[Saved entries]
##########

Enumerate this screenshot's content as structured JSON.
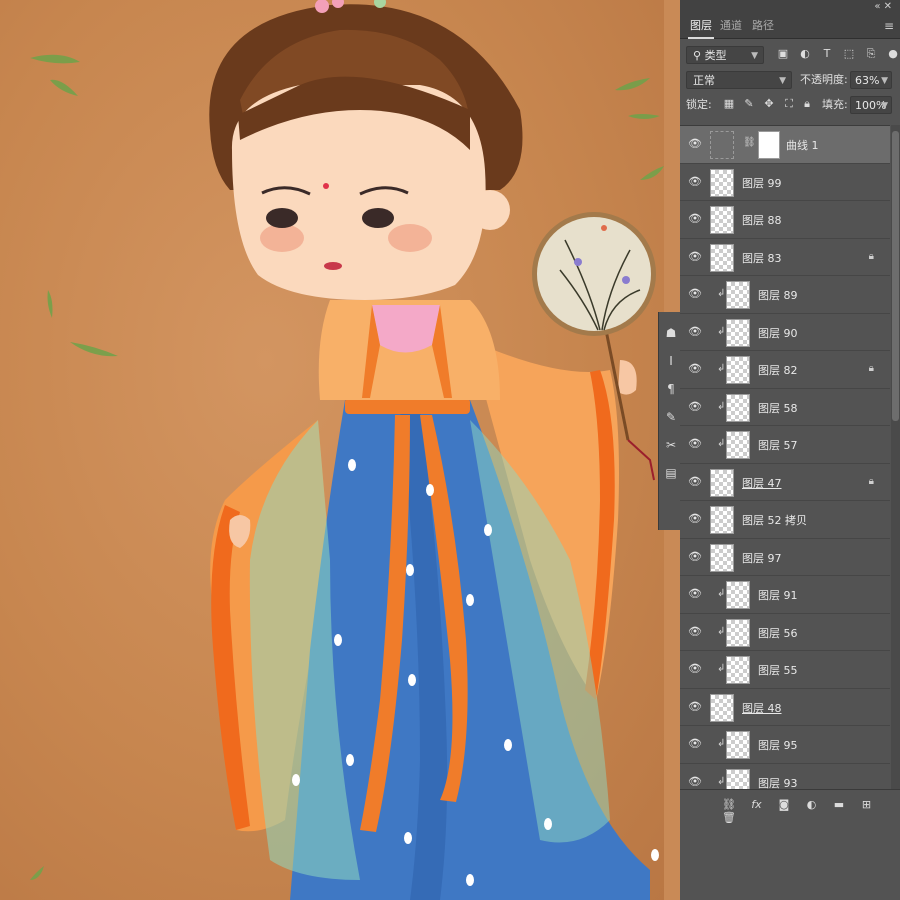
{
  "panel": {
    "tabs": [
      "图层",
      "通道",
      "路径"
    ],
    "filter": {
      "label": "类型"
    },
    "blend_mode": "正常",
    "opacity_label": "不透明度:",
    "opacity_value": "63%",
    "lock_label": "锁定:",
    "fill_label": "填充:",
    "fill_value": "100%",
    "layers": [
      {
        "name": "曲线 1",
        "type": "adjustment",
        "selected": true
      },
      {
        "name": "图层 99"
      },
      {
        "name": "图层 88"
      },
      {
        "name": "图层 83",
        "locked": true
      },
      {
        "name": "图层 89",
        "clipped": true
      },
      {
        "name": "图层 90",
        "clipped": true
      },
      {
        "name": "图层 82",
        "clipped": true,
        "locked": true
      },
      {
        "name": "图层 58",
        "clipped": true
      },
      {
        "name": "图层 57",
        "clipped": true
      },
      {
        "name": "图层 47",
        "locked": true,
        "underline": true
      },
      {
        "name": "图层 52 拷贝"
      },
      {
        "name": "图层 97"
      },
      {
        "name": "图层 91",
        "clipped": true
      },
      {
        "name": "图层 56",
        "clipped": true
      },
      {
        "name": "图层 55",
        "clipped": true
      },
      {
        "name": "图层 48",
        "underline": true
      },
      {
        "name": "图层 95",
        "clipped": true
      },
      {
        "name": "图层 93",
        "clipped": true
      }
    ]
  },
  "icons": {
    "eye": "eye-icon",
    "lock": "lock-icon",
    "link": "chain-link-icon",
    "clip": "clipping-arrow-icon"
  },
  "colors": {
    "canvas_bg": "#c98a56",
    "panel_bg": "#535353",
    "robe_blue": "#3f78c4",
    "robe_orange": "#f07c2a",
    "sheer_green": "#8fd8c0"
  }
}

##########

### EXERCISE TASK
The records above are to be quoted exactly, with all pictures left out.

### SOLUTION TO THIS TASK
Enumerate this screenshot's content as structured JSON.
{
  "panel": {
    "tabs": [
      "图层",
      "通道",
      "路径"
    ],
    "filter": {
      "label": "类型"
    },
    "blend_mode": "正常",
    "opacity_label": "不透明度:",
    "opacity_value": "63%",
    "lock_label": "锁定:",
    "fill_label": "填充:",
    "fill_value": "100%",
    "layers": [
      {
        "name": "曲线 1",
        "type": "adjustment",
        "selected": true
      },
      {
        "name": "图层 99"
      },
      {
        "name": "图层 88"
      },
      {
        "name": "图层 83",
        "locked": true
      },
      {
        "name": "图层 89",
        "clipped": true
      },
      {
        "name": "图层 90",
        "clipped": true
      },
      {
        "name": "图层 82",
        "clipped": true,
        "locked": true
      },
      {
        "name": "图层 58",
        "clipped": true
      },
      {
        "name": "图层 57",
        "clipped": true
      },
      {
        "name": "图层 47",
        "locked": true,
        "underline": true
      },
      {
        "name": "图层 52 拷贝"
      },
      {
        "name": "图层 97"
      },
      {
        "name": "图层 91",
        "clipped": true
      },
      {
        "name": "图层 56",
        "clipped": true
      },
      {
        "name": "图层 55",
        "clipped": true
      },
      {
        "name": "图层 48",
        "underline": true
      },
      {
        "name": "图层 95",
        "clipped": true
      },
      {
        "name": "图层 93",
        "clipped": true
      }
    ]
  },
  "icons": {
    "eye": "eye-icon",
    "lock": "lock-icon",
    "link": "chain-link-icon",
    "clip": "clipping-arrow-icon"
  },
  "colors": {
    "canvas_bg": "#c98a56",
    "panel_bg": "#535353",
    "robe_blue": "#3f78c4",
    "robe_orange": "#f07c2a",
    "sheer_green": "#8fd8c0"
  }
}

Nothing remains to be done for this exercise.